* _TEXT SECTION_
I also remember much adulation of my courage by the ladies for having hung on to the one side of a runaway pony in a pony cart down a steep incline. As if anyone could do otherwise when, had you let go, the man on the other side must inevitably have fallen over the cliff and very possibly have been killed! On such occasions there is no such thing as courage: simple necessity.

The ensuing winter, however, brought leisure, and a very dear friend suggested that some of my experiences might prove acceptable to the minor magazines. So I wrote Lal and sent it off to I really forget which magazine, the most minor I could find. It was, of course, returned with thanks. Now this rebuff had the usual effect of rebuffs upon my militant nature. I re-read Lal; I came to the conclusion it was good, and I sent it somewhere else. I was very persistent. Having made up my mind it was worth printing, I determined it should be so, and having exhausted all the minor magazines I tried the major ones, beginning with Macmillan’s.

I received a courteous request for more; and from that moment until now I have never been in want of a publisher. I have steadily refused to write to order, but everything I have written has been accepted without demur. I mention all this as a heart tonic to young authors. My advice is briefly—make up your mind that you have done your best, and then try every single editor in the United Kingdom; if you don’t succeed, and you have sufficient money, publish on your own, if, on mature thought, you are convinced that you have something to say.

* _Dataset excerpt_
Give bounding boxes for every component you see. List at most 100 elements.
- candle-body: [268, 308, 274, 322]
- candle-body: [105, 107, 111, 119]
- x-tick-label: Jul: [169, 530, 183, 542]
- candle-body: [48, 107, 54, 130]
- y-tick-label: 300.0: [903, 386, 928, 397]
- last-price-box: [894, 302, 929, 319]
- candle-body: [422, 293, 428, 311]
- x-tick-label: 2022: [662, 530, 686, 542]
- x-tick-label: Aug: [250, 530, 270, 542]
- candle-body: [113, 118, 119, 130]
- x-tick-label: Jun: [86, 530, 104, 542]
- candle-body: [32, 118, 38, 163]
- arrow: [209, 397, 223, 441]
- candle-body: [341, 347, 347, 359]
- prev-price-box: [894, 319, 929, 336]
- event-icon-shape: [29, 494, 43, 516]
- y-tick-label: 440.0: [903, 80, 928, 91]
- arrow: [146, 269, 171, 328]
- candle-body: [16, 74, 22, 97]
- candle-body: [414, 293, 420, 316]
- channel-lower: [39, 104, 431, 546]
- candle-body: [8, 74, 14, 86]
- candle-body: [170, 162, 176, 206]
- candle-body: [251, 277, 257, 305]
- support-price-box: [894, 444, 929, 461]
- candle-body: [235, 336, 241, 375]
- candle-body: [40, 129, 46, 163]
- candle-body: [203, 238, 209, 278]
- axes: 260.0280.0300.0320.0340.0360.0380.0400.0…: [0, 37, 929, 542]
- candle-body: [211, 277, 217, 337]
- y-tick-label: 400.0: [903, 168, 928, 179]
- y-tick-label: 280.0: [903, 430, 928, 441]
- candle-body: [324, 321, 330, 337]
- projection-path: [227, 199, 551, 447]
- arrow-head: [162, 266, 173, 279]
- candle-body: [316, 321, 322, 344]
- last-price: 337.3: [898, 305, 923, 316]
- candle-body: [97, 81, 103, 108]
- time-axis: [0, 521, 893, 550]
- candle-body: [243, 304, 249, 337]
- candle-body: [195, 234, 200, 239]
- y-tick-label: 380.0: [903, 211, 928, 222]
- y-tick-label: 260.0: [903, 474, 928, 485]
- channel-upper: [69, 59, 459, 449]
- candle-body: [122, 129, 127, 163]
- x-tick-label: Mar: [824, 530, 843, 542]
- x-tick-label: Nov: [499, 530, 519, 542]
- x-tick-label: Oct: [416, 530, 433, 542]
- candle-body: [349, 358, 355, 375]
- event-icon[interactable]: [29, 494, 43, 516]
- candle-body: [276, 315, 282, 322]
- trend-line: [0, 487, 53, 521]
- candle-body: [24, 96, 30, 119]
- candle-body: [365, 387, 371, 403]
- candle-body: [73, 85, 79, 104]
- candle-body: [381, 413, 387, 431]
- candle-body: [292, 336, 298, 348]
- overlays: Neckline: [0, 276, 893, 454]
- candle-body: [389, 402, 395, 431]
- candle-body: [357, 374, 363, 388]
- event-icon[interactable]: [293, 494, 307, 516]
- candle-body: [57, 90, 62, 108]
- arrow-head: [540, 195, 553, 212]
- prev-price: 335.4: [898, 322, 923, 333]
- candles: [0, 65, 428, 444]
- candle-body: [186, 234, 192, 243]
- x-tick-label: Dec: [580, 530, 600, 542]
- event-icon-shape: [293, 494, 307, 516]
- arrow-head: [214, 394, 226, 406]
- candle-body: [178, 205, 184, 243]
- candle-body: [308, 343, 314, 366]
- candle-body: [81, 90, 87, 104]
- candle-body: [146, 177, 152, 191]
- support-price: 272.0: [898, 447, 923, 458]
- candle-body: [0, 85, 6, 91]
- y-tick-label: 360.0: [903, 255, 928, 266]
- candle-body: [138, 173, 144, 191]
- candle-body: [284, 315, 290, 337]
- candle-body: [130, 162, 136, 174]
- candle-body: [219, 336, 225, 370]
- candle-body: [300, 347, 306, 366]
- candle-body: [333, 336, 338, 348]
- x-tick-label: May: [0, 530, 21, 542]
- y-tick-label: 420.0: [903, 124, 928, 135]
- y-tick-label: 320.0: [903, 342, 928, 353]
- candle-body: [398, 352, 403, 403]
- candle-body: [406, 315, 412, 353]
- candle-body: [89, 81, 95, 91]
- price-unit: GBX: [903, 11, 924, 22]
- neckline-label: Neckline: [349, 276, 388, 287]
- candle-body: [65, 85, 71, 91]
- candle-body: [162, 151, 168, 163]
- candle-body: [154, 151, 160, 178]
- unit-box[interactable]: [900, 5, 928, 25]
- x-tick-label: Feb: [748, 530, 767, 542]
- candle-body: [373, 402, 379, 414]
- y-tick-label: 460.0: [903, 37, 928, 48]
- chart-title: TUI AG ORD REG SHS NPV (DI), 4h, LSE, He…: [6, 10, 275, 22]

* _TASK SET_
1. Answer these questions using the memoir passage:
(a) What act earned the writer much adulation of courage from the ladies?
(b) With which major magazine did the writer begin after exhausting the minor ones?
(c) What has the writer steadily refused to do?
2. Carry the memoir passage forward from its final sentence.

* _THE REPLIES_
1.
(a) Hanging on to one side of a runaway pony in a pony cart down a steep incline.
(b) Macmillan's.
(c) Write to order.

2.
Anyhow, Mr. Mowbray Morris of Macmillan’s Magazine was my literary godfather. He told me once in after years that he had never been set upon so fiercely as he was by me when he ventured to make a slight alteration in my work. But he was kindness itself, even when he discovered after nearly three years of constant correspondence, that the F. A. Steel, Esq., whom he had been addressing was a woman.

There had been no reason why I should undeceive him, and the mystification of the public had amused me. There is, in fact, nothing so amusing or so educative as to follow the mistakes which humanity makes in judging from incomplete premises. To illustrate this, let me set down a reader’s report that was given to me by a very famous publishing house on my Red Rowans, of course before people had appraised my work as passable:

“The authoress, when she deals with London life, with which she is evidently familiar, does well. Her work is accurate, sprightly, eminently readable. It is when she turns to the West Highlands that she shows her complete ignorance of the country and its people. Who, for instance, ever heard of an Episcopalian curate etc., etc.”?

Now I had never lived in London, but I had been almost all my young life in the West Highlands, where Episcopalians are as plentiful as blackberries!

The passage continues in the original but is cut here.